◆ **WRITTEN INSTRUCTION**:
Going through the material below, please gather all lines with the word "teljesítmény" in them.

◆ **ENTRIES**:
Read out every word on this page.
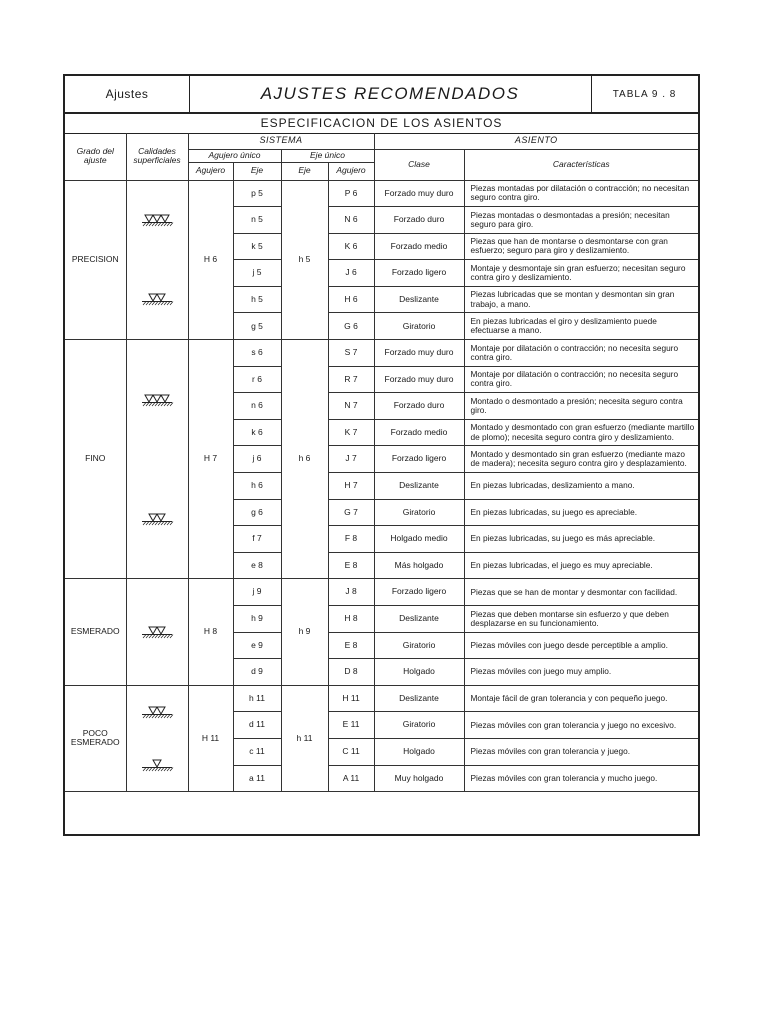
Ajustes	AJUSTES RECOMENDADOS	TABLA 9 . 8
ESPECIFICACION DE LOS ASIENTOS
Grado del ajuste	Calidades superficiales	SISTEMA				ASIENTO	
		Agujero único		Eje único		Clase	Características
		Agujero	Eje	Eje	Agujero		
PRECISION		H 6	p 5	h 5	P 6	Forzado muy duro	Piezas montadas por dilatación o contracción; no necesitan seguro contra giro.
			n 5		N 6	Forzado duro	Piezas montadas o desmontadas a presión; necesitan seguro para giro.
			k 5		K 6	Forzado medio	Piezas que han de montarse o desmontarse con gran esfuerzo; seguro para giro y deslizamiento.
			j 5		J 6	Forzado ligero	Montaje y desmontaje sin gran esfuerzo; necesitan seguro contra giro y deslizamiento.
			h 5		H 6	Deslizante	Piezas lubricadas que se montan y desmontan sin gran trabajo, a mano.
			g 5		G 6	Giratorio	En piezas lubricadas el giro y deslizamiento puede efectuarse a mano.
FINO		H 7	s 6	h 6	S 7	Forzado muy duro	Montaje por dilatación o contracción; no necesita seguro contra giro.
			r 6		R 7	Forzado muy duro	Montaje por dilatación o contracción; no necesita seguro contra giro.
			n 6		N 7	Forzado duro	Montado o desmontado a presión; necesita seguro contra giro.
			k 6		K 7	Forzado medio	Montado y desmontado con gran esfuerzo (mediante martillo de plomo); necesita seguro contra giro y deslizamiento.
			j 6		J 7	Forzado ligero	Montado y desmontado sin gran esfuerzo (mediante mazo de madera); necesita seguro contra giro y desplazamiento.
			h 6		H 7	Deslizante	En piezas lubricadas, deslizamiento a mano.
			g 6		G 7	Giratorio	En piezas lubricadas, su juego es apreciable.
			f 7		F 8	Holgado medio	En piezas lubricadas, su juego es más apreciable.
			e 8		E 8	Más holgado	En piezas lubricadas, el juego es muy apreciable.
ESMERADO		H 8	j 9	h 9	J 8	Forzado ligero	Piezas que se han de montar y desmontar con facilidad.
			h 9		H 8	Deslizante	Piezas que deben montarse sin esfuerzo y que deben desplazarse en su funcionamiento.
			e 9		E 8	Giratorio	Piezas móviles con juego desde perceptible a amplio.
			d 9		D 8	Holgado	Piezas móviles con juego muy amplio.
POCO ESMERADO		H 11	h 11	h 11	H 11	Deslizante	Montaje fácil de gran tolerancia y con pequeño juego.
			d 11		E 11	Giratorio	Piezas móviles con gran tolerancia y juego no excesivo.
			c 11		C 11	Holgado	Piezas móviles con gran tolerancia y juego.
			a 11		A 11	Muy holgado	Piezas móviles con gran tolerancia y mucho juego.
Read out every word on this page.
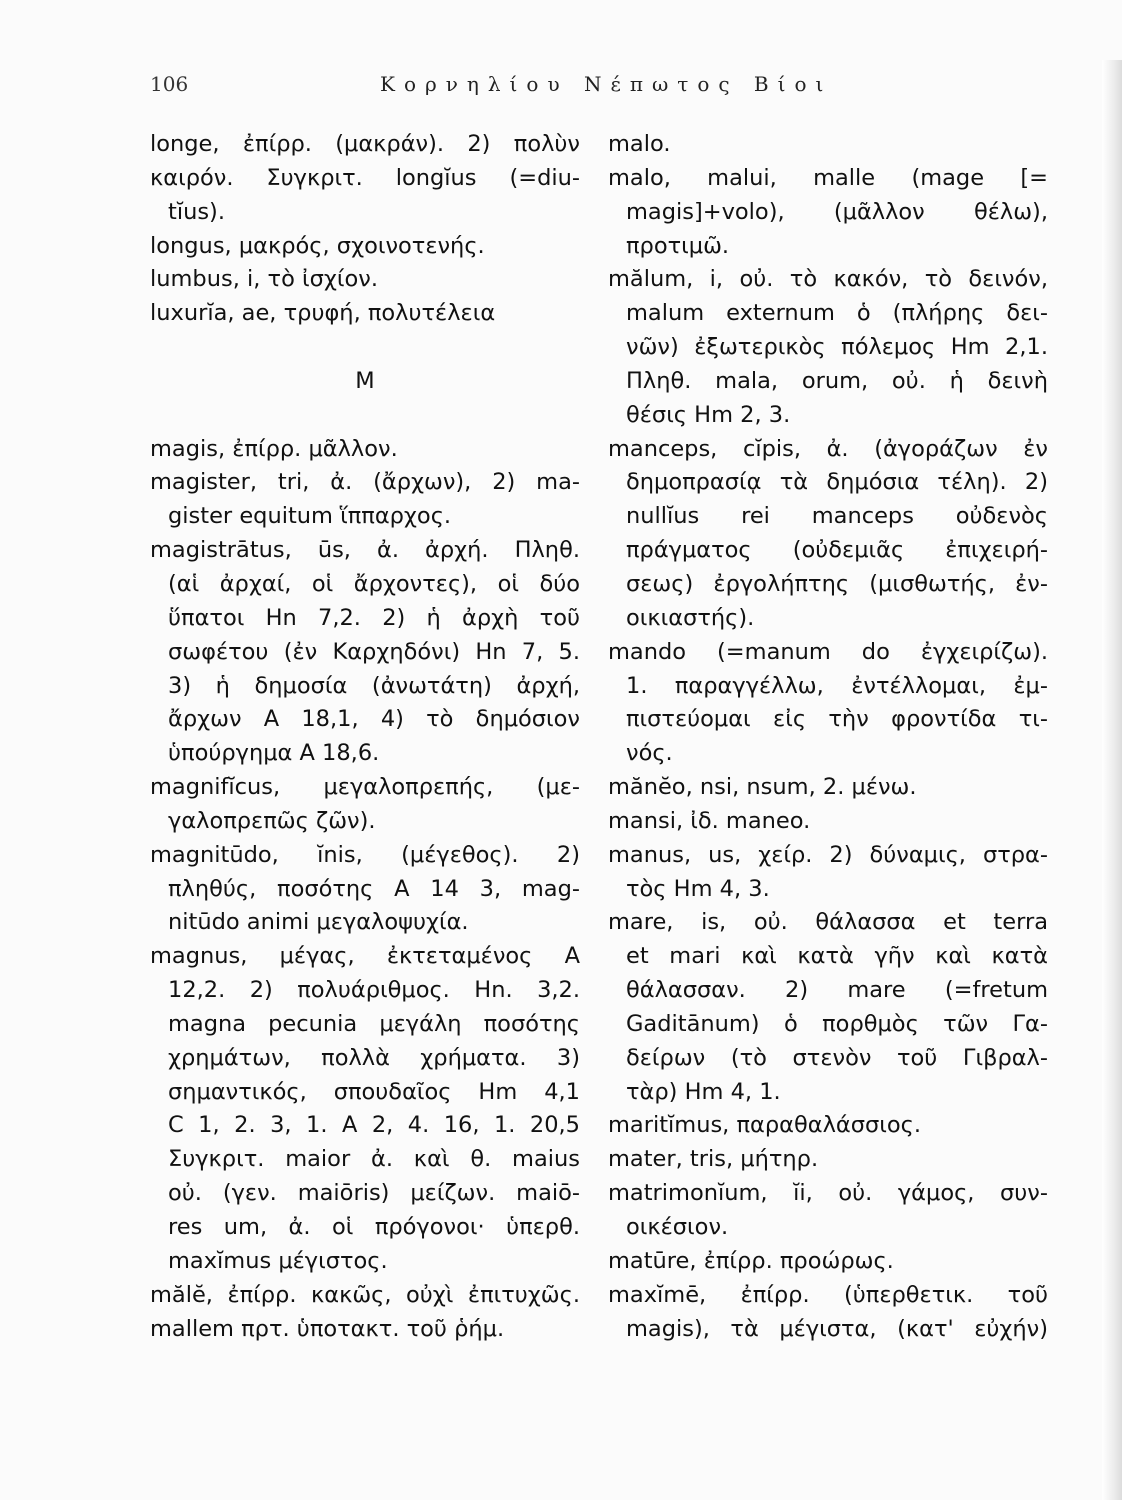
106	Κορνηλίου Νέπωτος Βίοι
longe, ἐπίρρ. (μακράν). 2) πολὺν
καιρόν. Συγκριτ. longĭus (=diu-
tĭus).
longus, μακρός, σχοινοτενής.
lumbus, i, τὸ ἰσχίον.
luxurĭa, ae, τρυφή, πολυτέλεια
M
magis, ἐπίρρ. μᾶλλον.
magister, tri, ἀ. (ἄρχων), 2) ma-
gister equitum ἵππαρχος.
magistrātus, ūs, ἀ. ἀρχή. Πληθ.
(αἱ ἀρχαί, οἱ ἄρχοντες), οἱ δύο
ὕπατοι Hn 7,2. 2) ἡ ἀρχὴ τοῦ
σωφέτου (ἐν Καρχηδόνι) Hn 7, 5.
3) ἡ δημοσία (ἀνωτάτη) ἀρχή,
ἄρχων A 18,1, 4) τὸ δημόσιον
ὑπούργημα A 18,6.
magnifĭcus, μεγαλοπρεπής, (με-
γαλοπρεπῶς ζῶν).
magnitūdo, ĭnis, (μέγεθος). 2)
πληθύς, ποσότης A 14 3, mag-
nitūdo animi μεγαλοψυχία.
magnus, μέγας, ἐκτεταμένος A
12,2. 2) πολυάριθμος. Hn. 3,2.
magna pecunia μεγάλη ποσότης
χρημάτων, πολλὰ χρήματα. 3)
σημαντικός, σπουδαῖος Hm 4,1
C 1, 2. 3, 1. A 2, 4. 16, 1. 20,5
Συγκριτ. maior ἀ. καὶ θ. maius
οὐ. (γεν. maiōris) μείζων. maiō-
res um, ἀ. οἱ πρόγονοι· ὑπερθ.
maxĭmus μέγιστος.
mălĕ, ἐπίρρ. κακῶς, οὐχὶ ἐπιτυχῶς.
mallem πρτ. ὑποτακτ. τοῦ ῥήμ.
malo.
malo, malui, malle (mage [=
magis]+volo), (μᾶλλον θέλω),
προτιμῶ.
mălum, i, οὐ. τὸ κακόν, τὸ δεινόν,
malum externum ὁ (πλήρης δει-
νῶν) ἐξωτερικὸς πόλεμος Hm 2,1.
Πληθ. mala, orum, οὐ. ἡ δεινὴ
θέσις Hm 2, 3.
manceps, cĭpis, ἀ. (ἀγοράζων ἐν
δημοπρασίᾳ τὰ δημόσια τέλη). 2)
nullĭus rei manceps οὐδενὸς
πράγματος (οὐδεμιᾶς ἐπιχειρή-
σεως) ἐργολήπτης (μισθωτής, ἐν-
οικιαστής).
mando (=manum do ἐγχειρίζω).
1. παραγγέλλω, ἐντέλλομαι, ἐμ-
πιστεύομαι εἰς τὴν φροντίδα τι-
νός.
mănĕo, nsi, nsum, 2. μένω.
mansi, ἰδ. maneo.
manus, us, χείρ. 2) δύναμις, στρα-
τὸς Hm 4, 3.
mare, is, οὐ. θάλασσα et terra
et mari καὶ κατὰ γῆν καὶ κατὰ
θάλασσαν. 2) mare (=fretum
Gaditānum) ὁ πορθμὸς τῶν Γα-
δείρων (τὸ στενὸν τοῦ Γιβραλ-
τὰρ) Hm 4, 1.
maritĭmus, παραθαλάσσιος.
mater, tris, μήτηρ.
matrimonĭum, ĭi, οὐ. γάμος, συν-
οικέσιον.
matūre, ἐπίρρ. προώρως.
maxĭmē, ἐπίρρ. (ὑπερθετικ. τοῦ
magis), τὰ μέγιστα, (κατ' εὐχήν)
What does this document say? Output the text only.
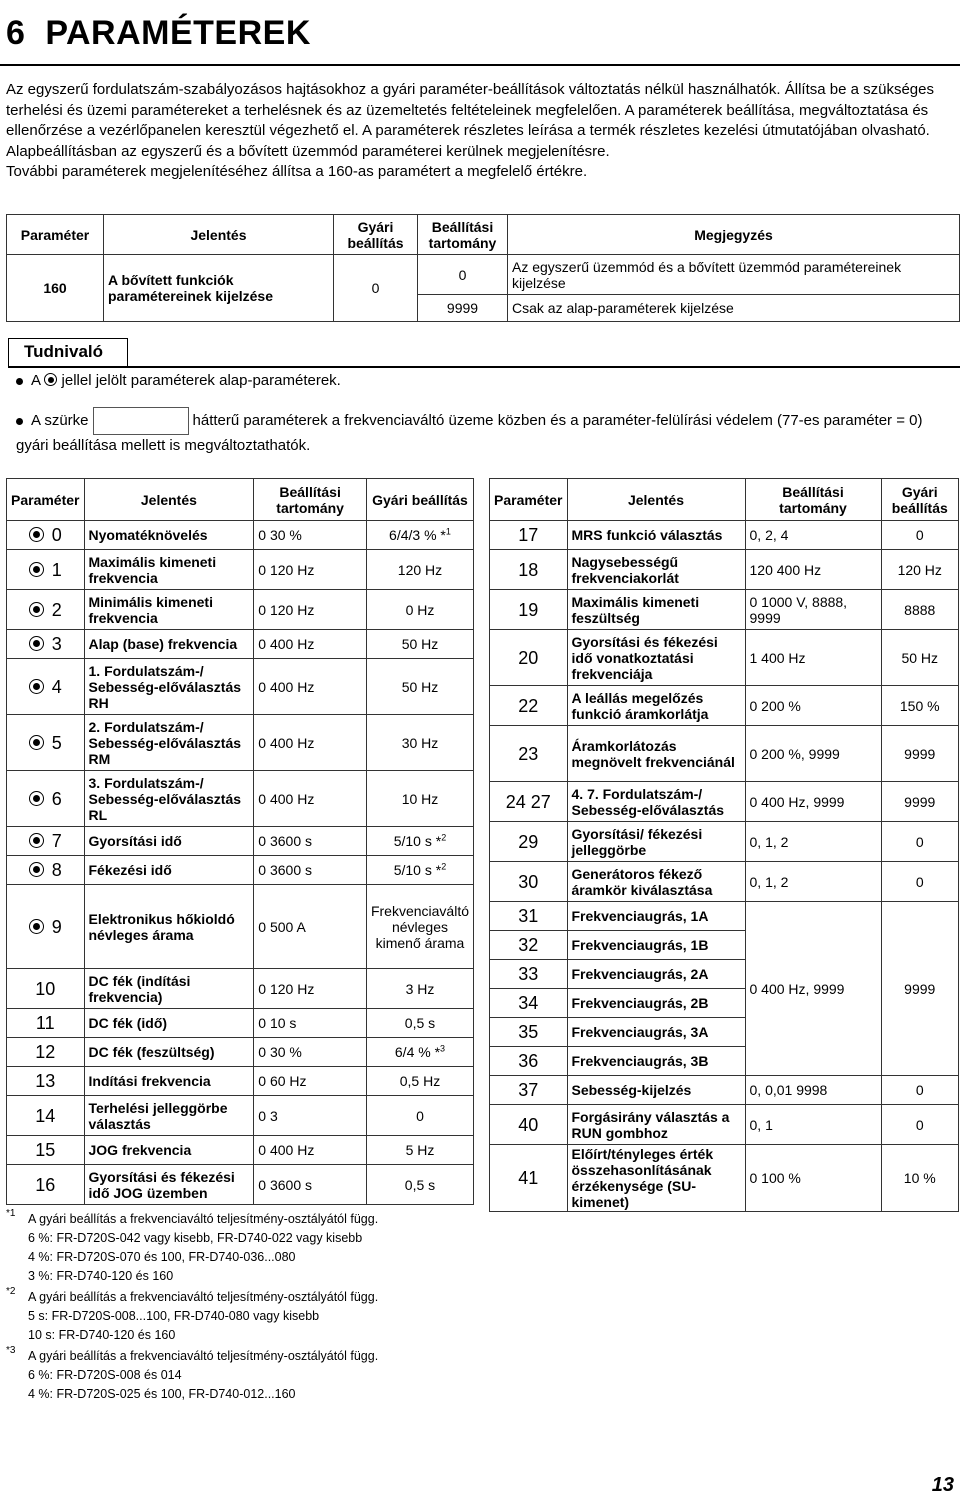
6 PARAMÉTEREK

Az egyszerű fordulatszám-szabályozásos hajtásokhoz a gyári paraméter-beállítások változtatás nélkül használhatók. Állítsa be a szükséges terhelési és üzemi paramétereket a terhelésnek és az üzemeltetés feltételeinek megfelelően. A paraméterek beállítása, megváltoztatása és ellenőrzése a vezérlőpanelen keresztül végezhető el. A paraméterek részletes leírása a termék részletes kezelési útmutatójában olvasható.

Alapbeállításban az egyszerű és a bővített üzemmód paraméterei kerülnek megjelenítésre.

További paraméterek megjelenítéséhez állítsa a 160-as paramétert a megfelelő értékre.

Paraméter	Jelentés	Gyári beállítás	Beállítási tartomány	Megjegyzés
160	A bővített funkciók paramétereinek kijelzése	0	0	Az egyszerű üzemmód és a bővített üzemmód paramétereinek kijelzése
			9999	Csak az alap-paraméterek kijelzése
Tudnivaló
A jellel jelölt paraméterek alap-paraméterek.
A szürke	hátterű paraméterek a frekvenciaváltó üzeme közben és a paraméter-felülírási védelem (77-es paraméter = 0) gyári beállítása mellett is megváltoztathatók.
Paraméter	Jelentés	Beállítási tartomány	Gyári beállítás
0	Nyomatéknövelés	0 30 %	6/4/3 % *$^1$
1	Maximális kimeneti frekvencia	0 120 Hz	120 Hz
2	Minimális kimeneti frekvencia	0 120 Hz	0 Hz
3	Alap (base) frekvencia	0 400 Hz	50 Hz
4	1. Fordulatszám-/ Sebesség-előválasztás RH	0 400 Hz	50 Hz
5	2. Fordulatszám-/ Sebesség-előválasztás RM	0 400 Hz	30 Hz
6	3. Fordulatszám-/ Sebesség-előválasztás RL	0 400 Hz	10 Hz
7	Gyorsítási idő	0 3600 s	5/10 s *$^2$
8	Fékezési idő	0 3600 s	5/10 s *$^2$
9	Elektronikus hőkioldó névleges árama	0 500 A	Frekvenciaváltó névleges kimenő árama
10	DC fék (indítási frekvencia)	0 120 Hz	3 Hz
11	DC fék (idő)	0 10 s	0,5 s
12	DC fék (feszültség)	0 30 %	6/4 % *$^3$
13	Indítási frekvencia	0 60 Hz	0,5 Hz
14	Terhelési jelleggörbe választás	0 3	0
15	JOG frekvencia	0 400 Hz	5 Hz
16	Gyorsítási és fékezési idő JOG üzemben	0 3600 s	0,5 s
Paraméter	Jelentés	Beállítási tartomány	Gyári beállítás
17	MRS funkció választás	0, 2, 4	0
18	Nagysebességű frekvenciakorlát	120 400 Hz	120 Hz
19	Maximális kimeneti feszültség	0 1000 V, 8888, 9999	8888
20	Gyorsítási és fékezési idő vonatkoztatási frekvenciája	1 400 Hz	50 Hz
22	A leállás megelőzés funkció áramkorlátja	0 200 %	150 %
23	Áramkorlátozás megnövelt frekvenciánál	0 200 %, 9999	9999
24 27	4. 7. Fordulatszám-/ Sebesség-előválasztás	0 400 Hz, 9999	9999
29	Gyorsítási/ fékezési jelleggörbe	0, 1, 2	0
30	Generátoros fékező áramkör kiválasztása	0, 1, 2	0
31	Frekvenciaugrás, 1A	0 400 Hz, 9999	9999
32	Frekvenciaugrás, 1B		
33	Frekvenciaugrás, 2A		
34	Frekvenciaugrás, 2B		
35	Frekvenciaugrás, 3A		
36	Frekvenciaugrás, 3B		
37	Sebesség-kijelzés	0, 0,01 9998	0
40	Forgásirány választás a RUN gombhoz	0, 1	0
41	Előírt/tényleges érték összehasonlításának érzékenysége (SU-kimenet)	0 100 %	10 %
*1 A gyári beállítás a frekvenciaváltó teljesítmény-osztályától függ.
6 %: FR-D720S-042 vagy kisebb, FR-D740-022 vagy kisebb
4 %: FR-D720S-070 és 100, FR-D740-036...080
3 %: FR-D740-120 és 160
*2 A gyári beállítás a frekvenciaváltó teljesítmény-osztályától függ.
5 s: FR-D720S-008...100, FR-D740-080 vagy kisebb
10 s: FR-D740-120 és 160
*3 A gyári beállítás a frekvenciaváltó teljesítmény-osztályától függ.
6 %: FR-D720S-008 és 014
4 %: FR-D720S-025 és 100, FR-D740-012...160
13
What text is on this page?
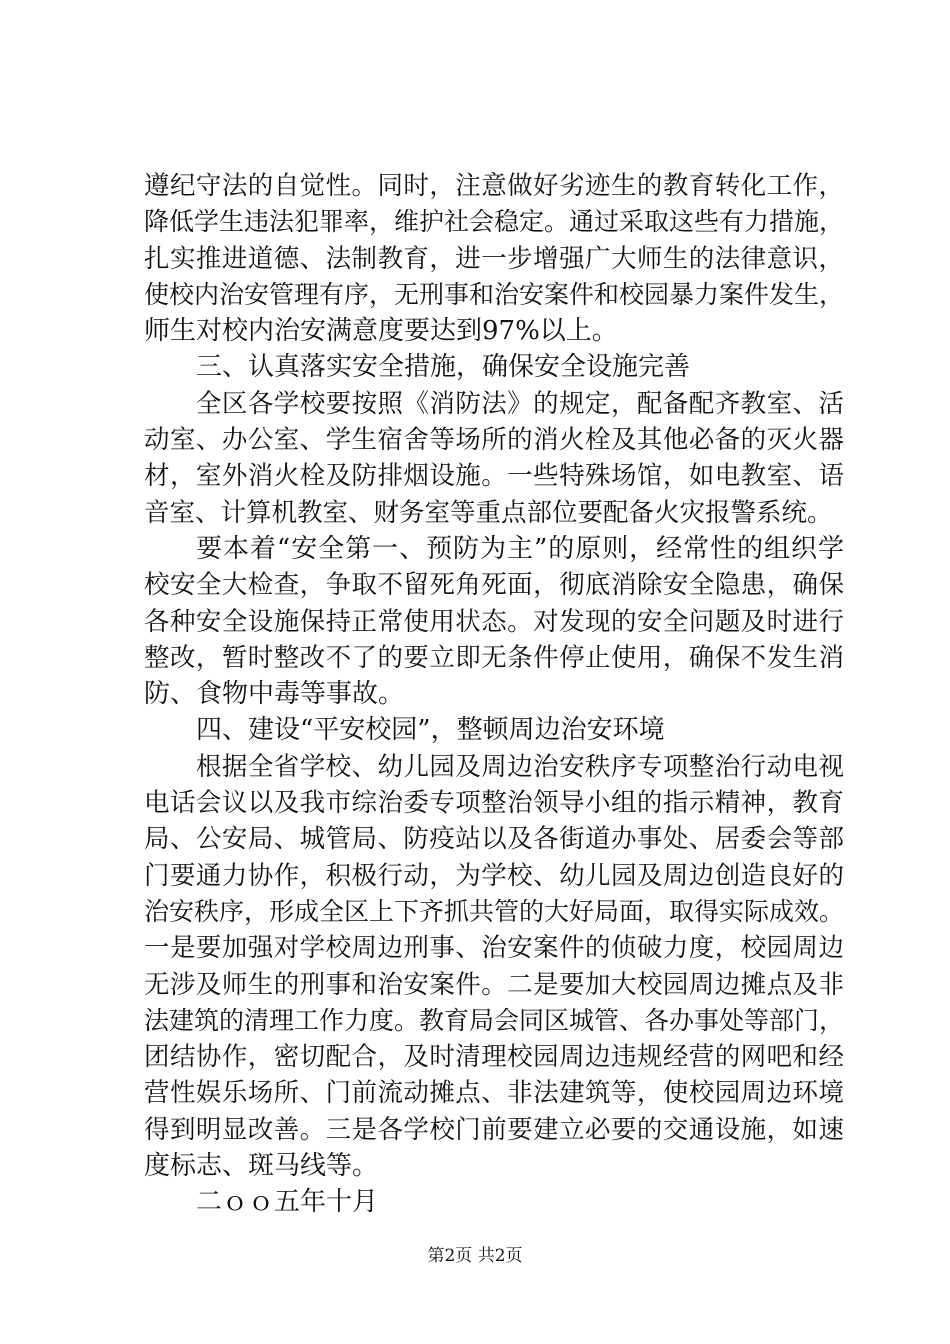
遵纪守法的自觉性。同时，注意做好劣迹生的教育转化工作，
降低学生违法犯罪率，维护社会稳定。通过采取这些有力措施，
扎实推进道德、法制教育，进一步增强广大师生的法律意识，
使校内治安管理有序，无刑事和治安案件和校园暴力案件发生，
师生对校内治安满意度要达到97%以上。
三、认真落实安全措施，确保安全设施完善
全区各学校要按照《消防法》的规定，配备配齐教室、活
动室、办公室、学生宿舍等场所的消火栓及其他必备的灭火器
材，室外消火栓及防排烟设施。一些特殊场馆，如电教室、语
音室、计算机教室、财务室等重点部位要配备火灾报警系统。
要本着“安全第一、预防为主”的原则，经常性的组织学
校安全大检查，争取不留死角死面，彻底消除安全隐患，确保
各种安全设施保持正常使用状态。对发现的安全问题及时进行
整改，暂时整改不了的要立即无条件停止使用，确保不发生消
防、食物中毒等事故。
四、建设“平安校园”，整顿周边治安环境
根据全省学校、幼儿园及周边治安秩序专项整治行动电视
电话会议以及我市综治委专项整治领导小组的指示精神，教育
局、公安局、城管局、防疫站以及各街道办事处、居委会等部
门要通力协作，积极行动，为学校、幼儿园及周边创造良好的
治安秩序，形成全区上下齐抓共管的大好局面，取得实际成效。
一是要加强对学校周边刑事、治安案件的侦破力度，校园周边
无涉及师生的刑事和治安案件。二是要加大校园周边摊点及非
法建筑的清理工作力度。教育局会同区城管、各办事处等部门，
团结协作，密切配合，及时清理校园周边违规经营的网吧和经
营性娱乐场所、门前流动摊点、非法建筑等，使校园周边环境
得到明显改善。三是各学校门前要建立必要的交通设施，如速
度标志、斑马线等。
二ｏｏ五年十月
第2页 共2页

◆ **FULL SOLUTION**:
*1 A gyári beállítás a frekvenciaváltó teljesítmény-osztályától függ.
*2 A gyári beállítás a frekvenciaváltó teljesítmény-osztályától függ.
*3 A gyári beállítás a frekvenciaváltó teljesítmény-osztályától függ.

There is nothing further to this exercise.